- _Problem to work on_
Look through the material and copy each line holding "highlighted".

- _Data supplied_

--- BEGIN ---

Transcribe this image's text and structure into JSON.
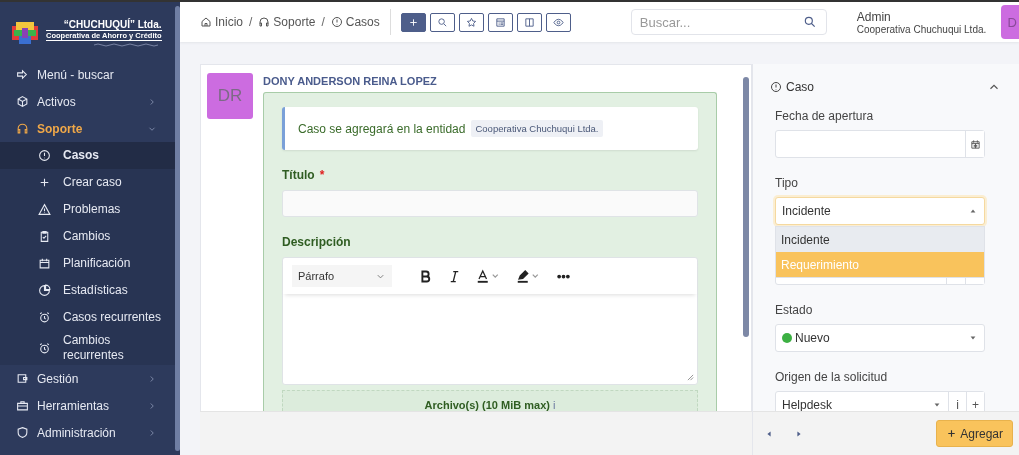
{
  "brand": {
    "name": "“CHUCHUQUÍ” Ltda.",
    "subtitle": "Cooperativa de Ahorro y Crédito"
  },
  "sidebar": {
    "items": [
      {
        "kind": "link",
        "label": "Menú - buscar"
      },
      {
        "kind": "group",
        "label": "Activos",
        "expanded": false,
        "selected": false
      },
      {
        "kind": "group",
        "label": "Soporte",
        "expanded": true,
        "selected": true,
        "children": [
          {
            "label": "Casos",
            "selected": true
          },
          {
            "label": "Crear caso",
            "selected": false
          },
          {
            "label": "Problemas",
            "selected": false
          },
          {
            "label": "Cambios",
            "selected": false
          },
          {
            "label": "Planificación",
            "selected": false
          },
          {
            "label": "Estadísticas",
            "selected": false
          },
          {
            "label": "Casos recurrentes",
            "selected": false
          },
          {
            "label": "Cambios recurrentes",
            "selected": false
          }
        ]
      },
      {
        "kind": "group",
        "label": "Gestión",
        "expanded": false,
        "selected": false
      },
      {
        "kind": "group",
        "label": "Herramientas",
        "expanded": false,
        "selected": false
      },
      {
        "kind": "group",
        "label": "Administración",
        "expanded": false,
        "selected": false
      }
    ]
  },
  "breadcrumb": [
    {
      "label": "Inicio"
    },
    {
      "label": "Soporte"
    },
    {
      "label": "Casos"
    }
  ],
  "breadcrumb_separator": "/",
  "search": {
    "placeholder": "Buscar..."
  },
  "user": {
    "name": "Admin",
    "entity": "Cooperativa Chuchuqui Ltda.",
    "avatar": "D"
  },
  "ticket": {
    "avatar": "DR",
    "author": "DONY ANDERSON REINA LOPEZ",
    "notice": {
      "text": "Caso se agregará en la entidad",
      "entity": "Cooperativa Chuchuqui Ltda."
    },
    "title_field": {
      "label": "Título",
      "required": true,
      "required_mark": "*"
    },
    "description_label": "Descripción",
    "editor": {
      "block_format": "Párrafo"
    },
    "attachments": {
      "label": "Archivo(s) (10 MiB max)",
      "info": "i"
    }
  },
  "panel": {
    "title": "Caso",
    "expanded": true,
    "fields": [
      {
        "kind": "date",
        "label": "Fecha de apertura"
      },
      {
        "kind": "open_select",
        "label": "Tipo",
        "value": "Incidente",
        "options": [
          {
            "label": "Incidente",
            "selected": true,
            "highlighted": false
          },
          {
            "label": "Requerimiento",
            "selected": false,
            "highlighted": true
          }
        ]
      },
      {
        "kind": "status",
        "label": "Estado",
        "value": "Nuevo",
        "color": "#3cb043"
      },
      {
        "kind": "select_actions",
        "label": "Origen de la solicitud",
        "value": "Helpdesk",
        "info": "i",
        "add": "+"
      }
    ]
  },
  "footer": {
    "add_button": "Agregar"
  }
}
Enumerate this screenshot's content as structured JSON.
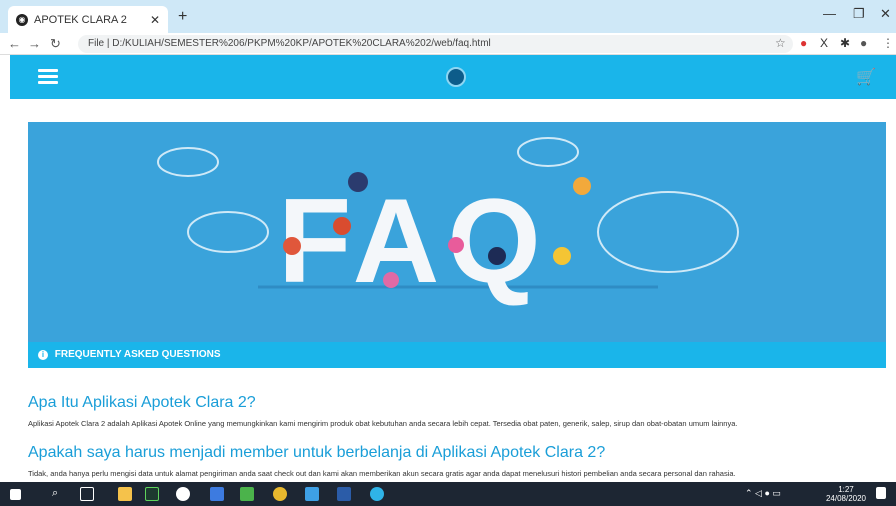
{
  "browser": {
    "tab_title": "APOTEK CLARA 2",
    "address": "File  |  D:/KULIAH/SEMESTER%206/PKPM%20KP/APOTEK%20CLARA%202/web/faq.html"
  },
  "site": {
    "hero_text": "FAQ",
    "banner_label": "FREQUENTLY ASKED QUESTIONS",
    "faqs": [
      {
        "question": "Apa Itu Aplikasi Apotek Clara 2?",
        "answer": "Aplikasi Apotek Clara 2 adalah Aplikasi Apotek Online yang memungkinkan kami mengirim produk obat kebutuhan anda secara lebih cepat. Tersedia obat paten, generik, salep, sirup dan obat-obatan umum lainnya."
      },
      {
        "question": "Apakah saya harus menjadi member untuk berbelanja di Aplikasi Apotek Clara 2?",
        "answer": "Tidak, anda hanya perlu mengisi data untuk alamat pengiriman anda saat check out dan kami akan memberikan akun secara gratis agar anda dapat menelusuri histori pembelian anda secara personal dan rahasia."
      }
    ]
  },
  "taskbar": {
    "time": "1:27",
    "date": "24/08/2020"
  },
  "colors": {
    "accent": "#1ab5ea",
    "hero_bg": "#3aa3db",
    "question": "#1a9ed8"
  }
}
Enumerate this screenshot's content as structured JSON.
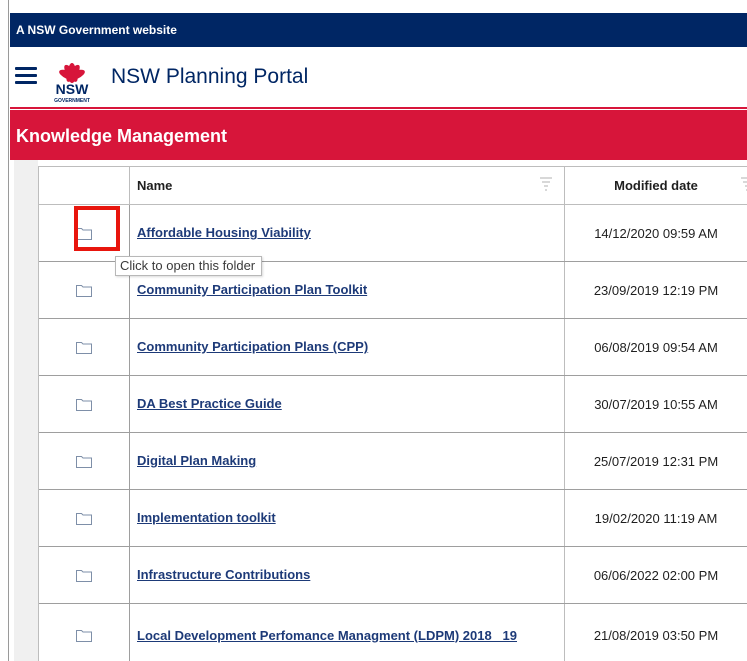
{
  "gov_banner": {
    "text": "A NSW Government website"
  },
  "header": {
    "menu_icon": "hamburger-menu-icon",
    "logo": {
      "icon": "waratah-logo-icon",
      "text": "NSW",
      "subtext": "GOVERNMENT"
    },
    "title": "NSW Planning Portal"
  },
  "section": {
    "title": "Knowledge Management"
  },
  "grid": {
    "columns": {
      "name": "Name",
      "modified": "Modified date"
    },
    "rows": [
      {
        "name": "Affordable Housing Viability",
        "modified": "14/12/2020 09:59 AM"
      },
      {
        "name": "Community Participation Plan Toolkit",
        "modified": "23/09/2019 12:19 PM"
      },
      {
        "name": "Community Participation Plans (CPP)",
        "modified": "06/08/2019 09:54 AM"
      },
      {
        "name": "DA Best Practice Guide",
        "modified": "30/07/2019 10:55 AM"
      },
      {
        "name": "Digital Plan Making",
        "modified": "25/07/2019 12:31 PM"
      },
      {
        "name": "Implementation toolkit",
        "modified": "19/02/2020 11:19 AM"
      },
      {
        "name": "Infrastructure Contributions",
        "modified": "06/06/2022 02:00 PM"
      },
      {
        "name": "Local Development Perfomance Managment (LDPM) 2018 _19",
        "modified": "21/08/2019 03:50 PM"
      }
    ]
  },
  "tooltip": {
    "text": "Click to open this folder"
  },
  "colors": {
    "gov_blue": "#002664",
    "nsw_red": "#d7153a",
    "link": "#1d3a78",
    "highlight": "#e8150d"
  }
}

--- END ---

- _Exercise answer_
            "highlighted": false
            "highlighted": true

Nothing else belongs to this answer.